## Begin Input material

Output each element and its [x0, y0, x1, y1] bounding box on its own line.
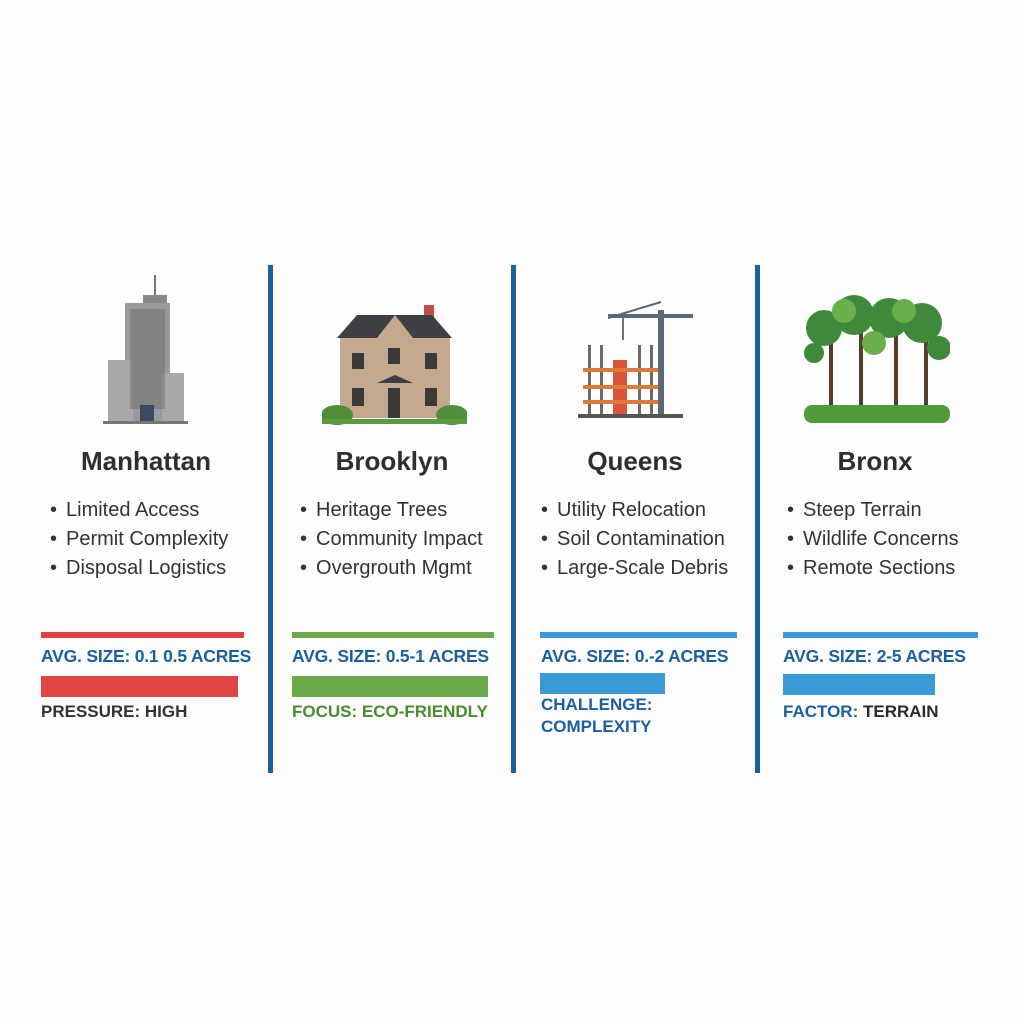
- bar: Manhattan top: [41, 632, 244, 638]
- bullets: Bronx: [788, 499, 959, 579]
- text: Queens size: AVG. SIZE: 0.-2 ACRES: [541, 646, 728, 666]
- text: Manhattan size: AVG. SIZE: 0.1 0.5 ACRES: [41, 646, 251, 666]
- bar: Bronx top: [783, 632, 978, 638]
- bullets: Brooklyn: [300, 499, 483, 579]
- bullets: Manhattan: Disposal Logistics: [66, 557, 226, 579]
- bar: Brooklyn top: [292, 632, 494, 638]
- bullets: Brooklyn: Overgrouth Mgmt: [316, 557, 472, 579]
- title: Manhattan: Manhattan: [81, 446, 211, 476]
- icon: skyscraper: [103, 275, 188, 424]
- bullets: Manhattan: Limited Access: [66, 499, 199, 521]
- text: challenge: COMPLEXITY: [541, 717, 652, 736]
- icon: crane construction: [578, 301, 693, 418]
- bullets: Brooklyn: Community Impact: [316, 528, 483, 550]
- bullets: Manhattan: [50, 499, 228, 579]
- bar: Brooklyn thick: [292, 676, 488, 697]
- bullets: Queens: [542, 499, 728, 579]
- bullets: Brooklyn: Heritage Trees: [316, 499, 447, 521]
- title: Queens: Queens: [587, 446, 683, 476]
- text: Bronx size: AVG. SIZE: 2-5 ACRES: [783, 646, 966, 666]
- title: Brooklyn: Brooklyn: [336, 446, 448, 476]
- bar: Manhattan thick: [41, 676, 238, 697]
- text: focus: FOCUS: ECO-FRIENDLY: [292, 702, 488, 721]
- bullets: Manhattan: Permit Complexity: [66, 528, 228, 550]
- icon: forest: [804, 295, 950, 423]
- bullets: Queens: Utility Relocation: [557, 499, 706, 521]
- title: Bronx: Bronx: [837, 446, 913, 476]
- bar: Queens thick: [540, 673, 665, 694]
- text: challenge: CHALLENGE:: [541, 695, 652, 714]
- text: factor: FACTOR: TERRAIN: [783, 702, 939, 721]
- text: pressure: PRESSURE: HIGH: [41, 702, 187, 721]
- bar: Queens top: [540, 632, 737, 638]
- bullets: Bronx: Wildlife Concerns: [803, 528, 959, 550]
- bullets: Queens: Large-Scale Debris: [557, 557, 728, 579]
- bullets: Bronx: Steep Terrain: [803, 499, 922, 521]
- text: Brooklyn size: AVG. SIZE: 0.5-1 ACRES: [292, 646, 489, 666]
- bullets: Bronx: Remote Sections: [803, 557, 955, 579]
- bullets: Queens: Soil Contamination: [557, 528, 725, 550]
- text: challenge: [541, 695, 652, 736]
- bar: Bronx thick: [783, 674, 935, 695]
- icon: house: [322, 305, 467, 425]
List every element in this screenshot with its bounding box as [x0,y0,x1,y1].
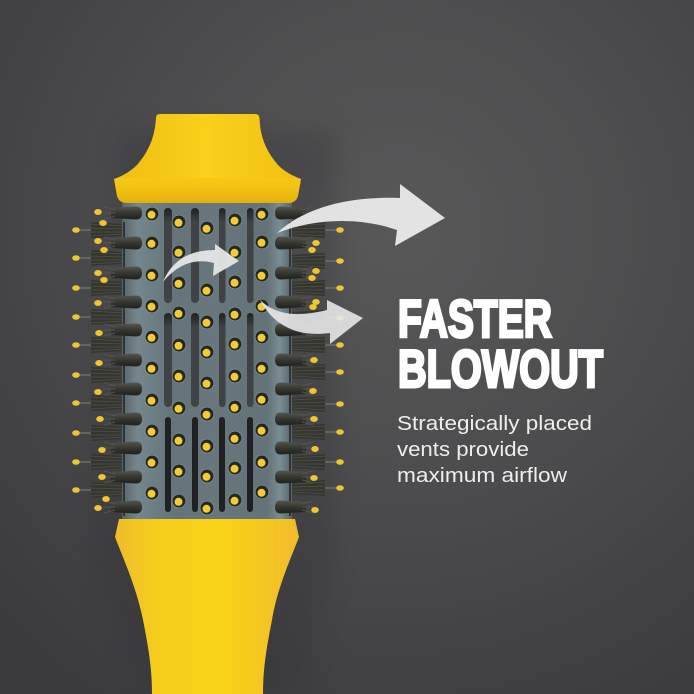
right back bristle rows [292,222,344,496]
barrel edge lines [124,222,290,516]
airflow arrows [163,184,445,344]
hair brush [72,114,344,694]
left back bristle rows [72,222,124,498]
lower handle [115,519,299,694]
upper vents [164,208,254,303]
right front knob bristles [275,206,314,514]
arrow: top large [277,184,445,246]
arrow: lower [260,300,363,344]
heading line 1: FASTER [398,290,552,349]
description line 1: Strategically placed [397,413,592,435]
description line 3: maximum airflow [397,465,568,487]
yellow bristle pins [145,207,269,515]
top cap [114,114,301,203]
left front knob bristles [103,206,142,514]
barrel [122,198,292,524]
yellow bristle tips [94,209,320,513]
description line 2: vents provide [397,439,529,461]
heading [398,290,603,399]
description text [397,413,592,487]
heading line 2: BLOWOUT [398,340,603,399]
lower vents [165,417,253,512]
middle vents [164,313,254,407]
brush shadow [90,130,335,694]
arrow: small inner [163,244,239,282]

## End Input material

■ Given problem ■
Copy the lines in the data above exactly, everything from the line containing "- bar: Manhattan top: [41, 632, 244, 638]" down to the line containing "- bullets: Manhattan: Disposal".

■ Written solution ■
- bar: Manhattan top: [41, 632, 244, 638]
- bullets: Bronx: [788, 499, 959, 579]
- text: Queens size: AVG. SIZE: 0.-2 ACRES: [541, 646, 728, 666]
- text: Manhattan size: AVG. SIZE: 0.1 0.5 ACRES: [41, 646, 251, 666]
- bar: Bronx top: [783, 632, 978, 638]
- bullets: Brooklyn: [300, 499, 483, 579]
- bullets: Manhattan: Disposal Logistics: [66, 557, 226, 579]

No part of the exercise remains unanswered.